**Problem requirements**
All of the lines below are to be transcribed faithfully, with pictures excluded from the copy.

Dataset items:
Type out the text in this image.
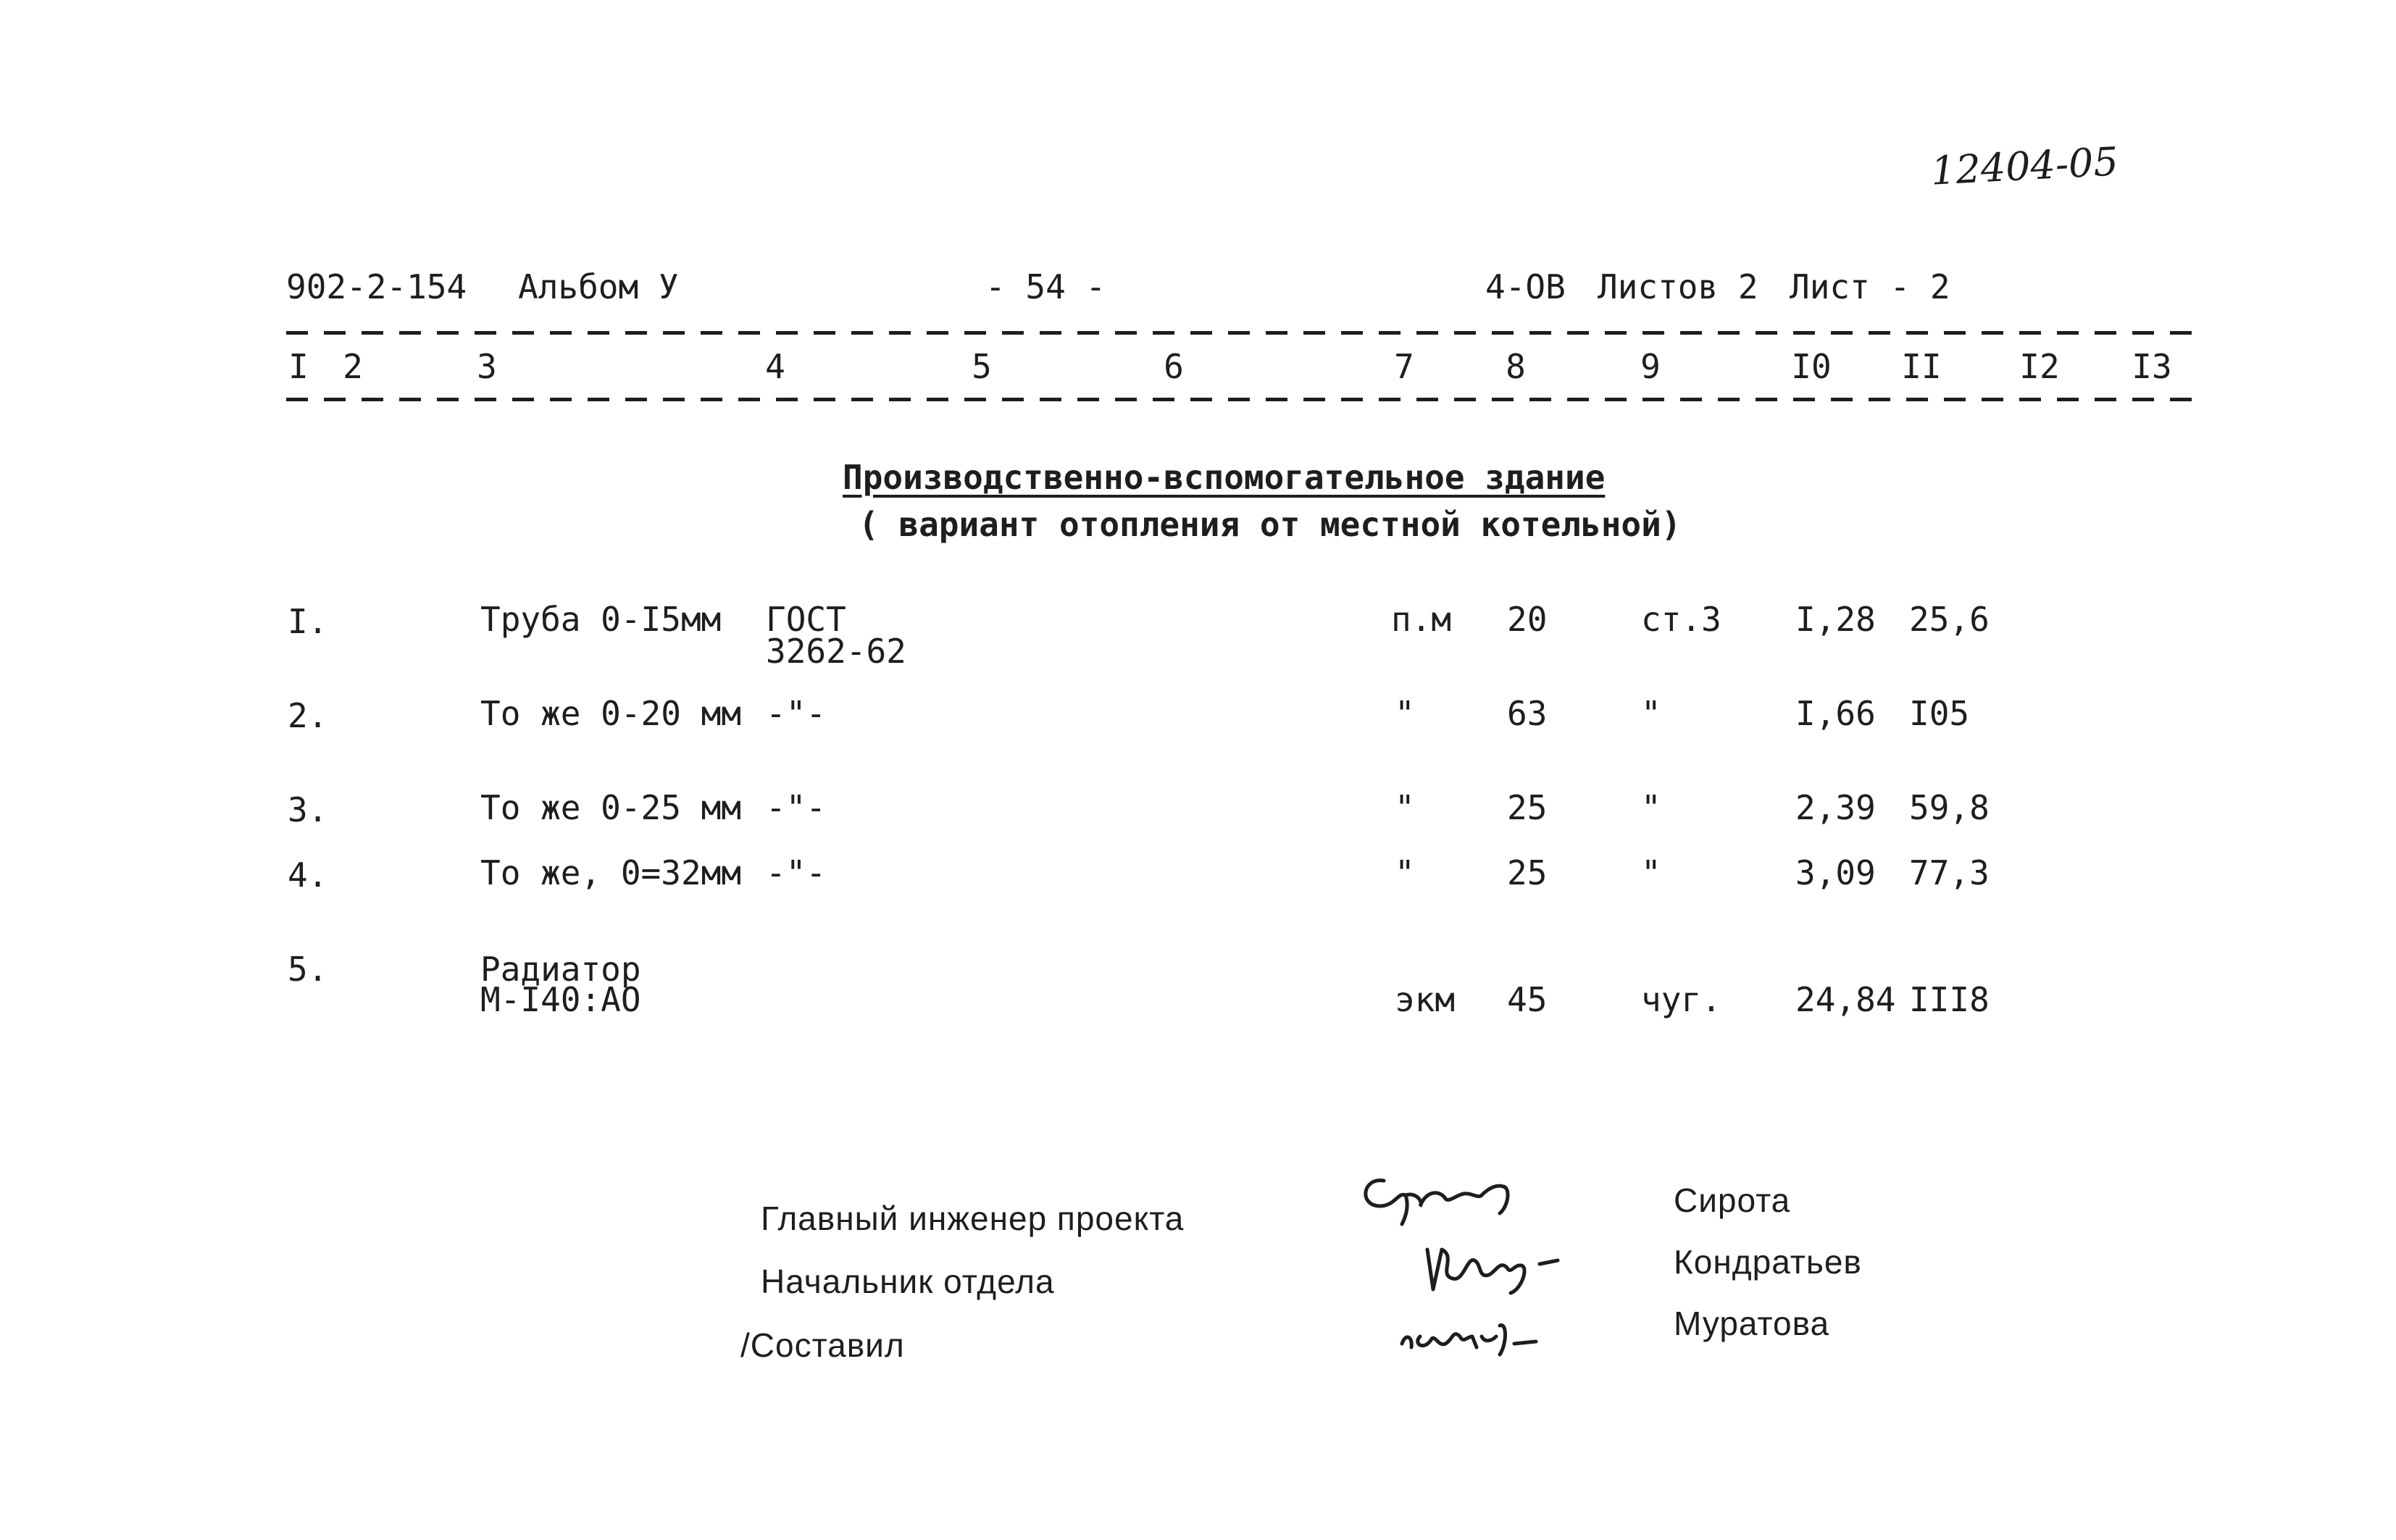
12404-05
902-2-154 Альбом У	- 54 -	4-ОВ Листов 2 Лист - 2
I 2	3	4	5	6	7	8	9	I0 II I2 I3
Производственно-вспомогательное здание
( вариант отопления от местной котельной)
I.	Труба 0-I5мм ГОСТ
3262-62
п.м 20	ст.3 I,28 25,6
2.	То же 0-20 мм -"-	"	63	"	I,66 I05
3.	То же 0-25 мм -"-	"	25	"	2,39 59,8
4.	То же, 0=32мм -"-	"	25	"	3,09 77,3
5.	Радиатор
М-I40:АО	экм 45	чуг. 24,84 III8
Главный инженер проекта
Начальник отдела
/Составил
Сирота
Кондратьев
Муратова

**Solution to this exercise**
Type out the text in this image.
12404-05
902-2-154 Альбом У	- 54 -	4-ОВ Листов 2 Лист - 2
I 2	3	4	5	6	7	8	9	I0 II I2 I3
Производственно-вспомогательное здание
( вариант отопления от местной котельной)
I.	Труба 0-I5мм ГОСТ
3262-62
п.м 20	ст.3 I,28 25,6
2.	То же 0-20 мм -"-	"	63	"	I,66 I05
3.	То же 0-25 мм -"-	"	25	"	2,39 59,8
4.	То же, 0=32мм -"-	"	25	"	3,09 77,3
5.	Радиатор
М-I40:АО	экм 45	чуг. 24,84 III8
Главный инженер проекта
Начальник отдела
/Составил
Сирота
Кондратьев
Муратова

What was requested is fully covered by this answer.